━━ Data lines ━━
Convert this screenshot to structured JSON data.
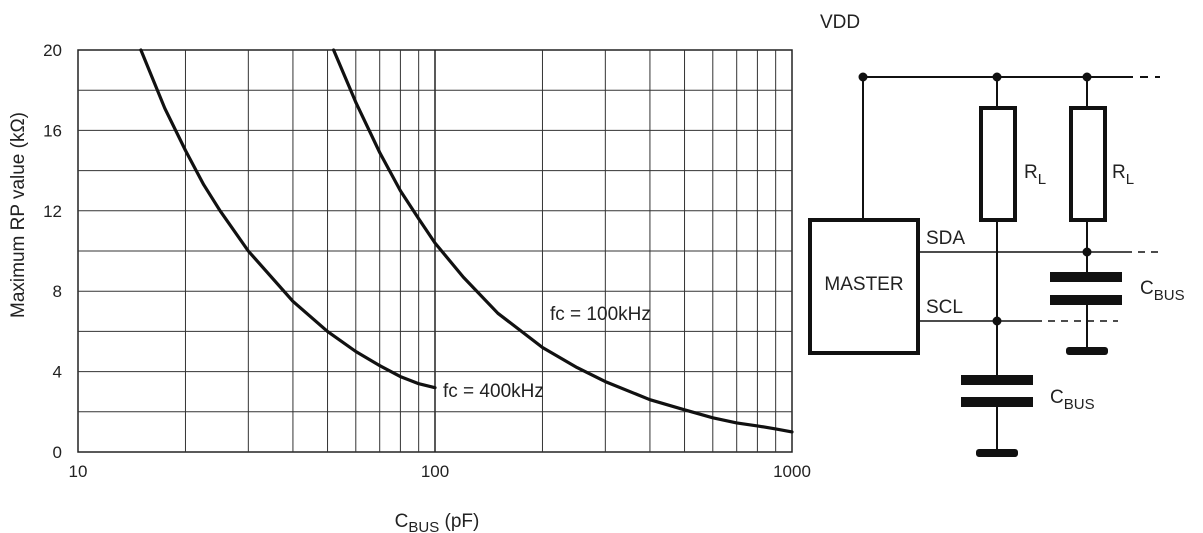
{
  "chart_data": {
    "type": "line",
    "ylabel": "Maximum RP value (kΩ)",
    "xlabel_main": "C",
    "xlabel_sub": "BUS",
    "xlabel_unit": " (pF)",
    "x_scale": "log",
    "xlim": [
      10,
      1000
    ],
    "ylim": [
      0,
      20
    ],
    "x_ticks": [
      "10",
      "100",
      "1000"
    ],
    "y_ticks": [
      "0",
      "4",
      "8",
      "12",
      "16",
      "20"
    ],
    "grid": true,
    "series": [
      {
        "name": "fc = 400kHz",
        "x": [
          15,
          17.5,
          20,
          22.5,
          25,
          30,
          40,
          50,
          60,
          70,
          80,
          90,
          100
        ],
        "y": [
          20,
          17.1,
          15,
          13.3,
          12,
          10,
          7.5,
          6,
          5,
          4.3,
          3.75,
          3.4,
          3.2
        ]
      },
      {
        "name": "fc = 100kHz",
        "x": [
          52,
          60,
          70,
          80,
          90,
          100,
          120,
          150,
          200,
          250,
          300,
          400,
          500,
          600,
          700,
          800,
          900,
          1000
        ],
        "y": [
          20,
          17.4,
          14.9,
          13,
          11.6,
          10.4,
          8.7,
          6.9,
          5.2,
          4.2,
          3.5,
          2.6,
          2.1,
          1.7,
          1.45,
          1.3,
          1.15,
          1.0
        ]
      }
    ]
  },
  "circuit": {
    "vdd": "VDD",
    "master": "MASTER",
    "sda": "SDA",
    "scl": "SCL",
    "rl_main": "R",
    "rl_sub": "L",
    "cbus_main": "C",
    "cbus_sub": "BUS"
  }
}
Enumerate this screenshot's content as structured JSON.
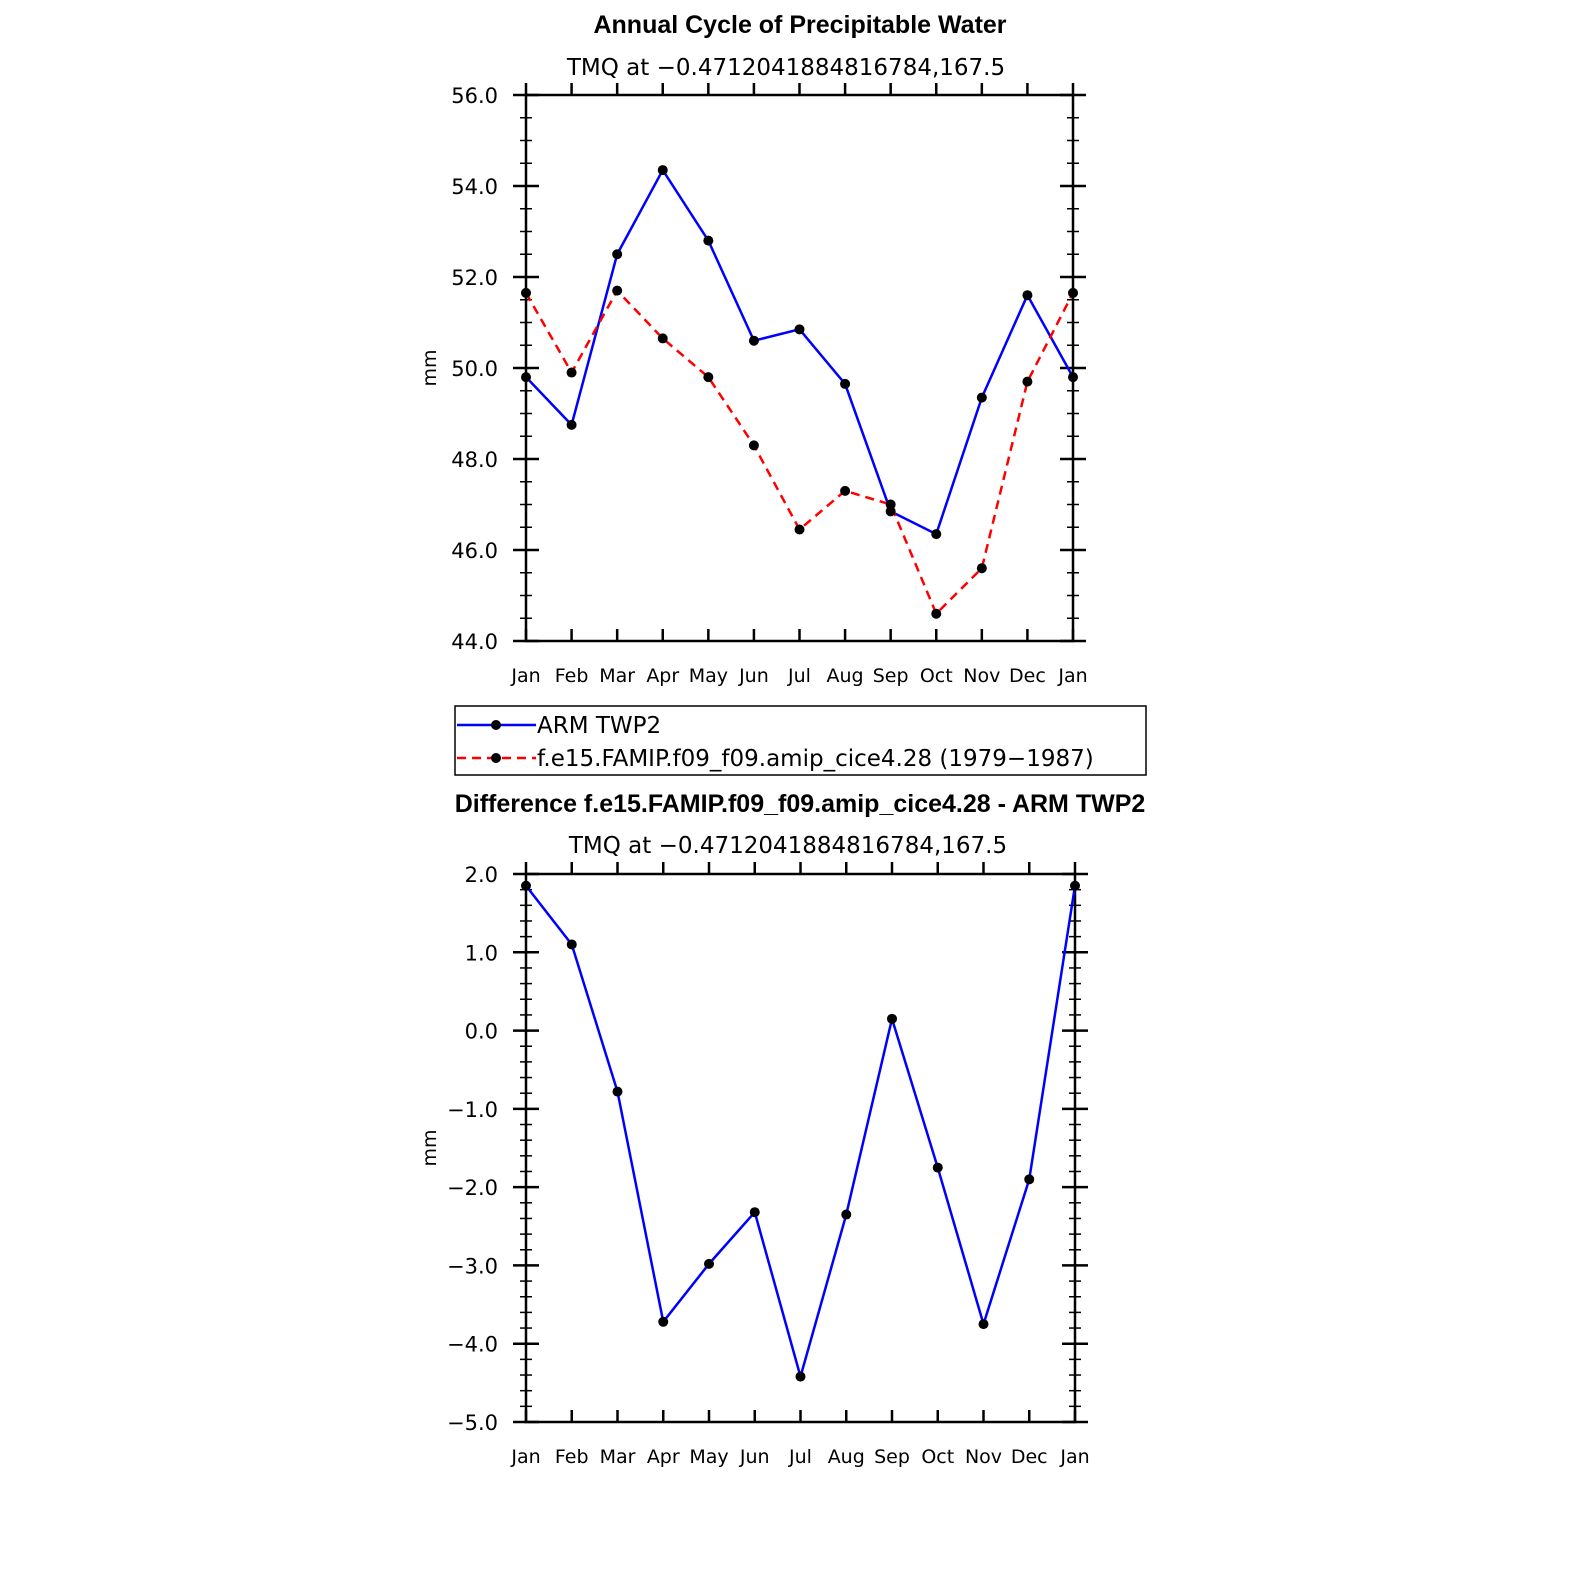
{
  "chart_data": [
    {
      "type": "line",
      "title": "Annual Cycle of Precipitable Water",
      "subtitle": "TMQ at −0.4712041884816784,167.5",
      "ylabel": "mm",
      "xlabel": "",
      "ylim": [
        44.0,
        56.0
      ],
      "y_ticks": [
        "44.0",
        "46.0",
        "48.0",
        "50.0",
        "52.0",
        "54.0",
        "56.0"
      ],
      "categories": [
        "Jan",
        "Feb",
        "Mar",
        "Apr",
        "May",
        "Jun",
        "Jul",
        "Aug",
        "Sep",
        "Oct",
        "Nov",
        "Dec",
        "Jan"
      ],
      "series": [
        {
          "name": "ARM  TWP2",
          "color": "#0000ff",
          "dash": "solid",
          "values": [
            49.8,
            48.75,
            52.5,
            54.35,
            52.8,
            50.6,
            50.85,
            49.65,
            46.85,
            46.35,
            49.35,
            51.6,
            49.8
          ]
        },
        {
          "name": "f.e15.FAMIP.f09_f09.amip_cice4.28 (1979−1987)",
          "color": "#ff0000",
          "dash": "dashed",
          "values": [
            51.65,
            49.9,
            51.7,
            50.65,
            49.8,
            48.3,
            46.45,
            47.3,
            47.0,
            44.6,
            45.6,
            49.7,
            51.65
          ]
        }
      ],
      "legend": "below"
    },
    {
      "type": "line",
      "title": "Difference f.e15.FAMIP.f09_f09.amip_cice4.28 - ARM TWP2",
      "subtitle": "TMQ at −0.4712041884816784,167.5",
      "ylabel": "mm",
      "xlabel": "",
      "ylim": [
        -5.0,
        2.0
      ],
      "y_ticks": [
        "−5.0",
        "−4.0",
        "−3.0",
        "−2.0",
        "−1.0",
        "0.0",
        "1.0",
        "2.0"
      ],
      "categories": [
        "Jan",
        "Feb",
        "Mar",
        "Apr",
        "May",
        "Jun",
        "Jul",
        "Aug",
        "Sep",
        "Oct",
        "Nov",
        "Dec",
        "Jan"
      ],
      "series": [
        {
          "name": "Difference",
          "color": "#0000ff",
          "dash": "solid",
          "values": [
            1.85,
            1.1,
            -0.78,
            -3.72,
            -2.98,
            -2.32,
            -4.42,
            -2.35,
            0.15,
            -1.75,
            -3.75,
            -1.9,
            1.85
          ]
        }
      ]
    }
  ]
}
━━━
> **Task instructions**
Pick out all lines from the data above in which the word "Difference" appears.

> **Exercise response**
      "title": "Difference f.e15.FAMIP.f09_f09.amip_cice4.28 - ARM TWP2",
          "name": "Difference",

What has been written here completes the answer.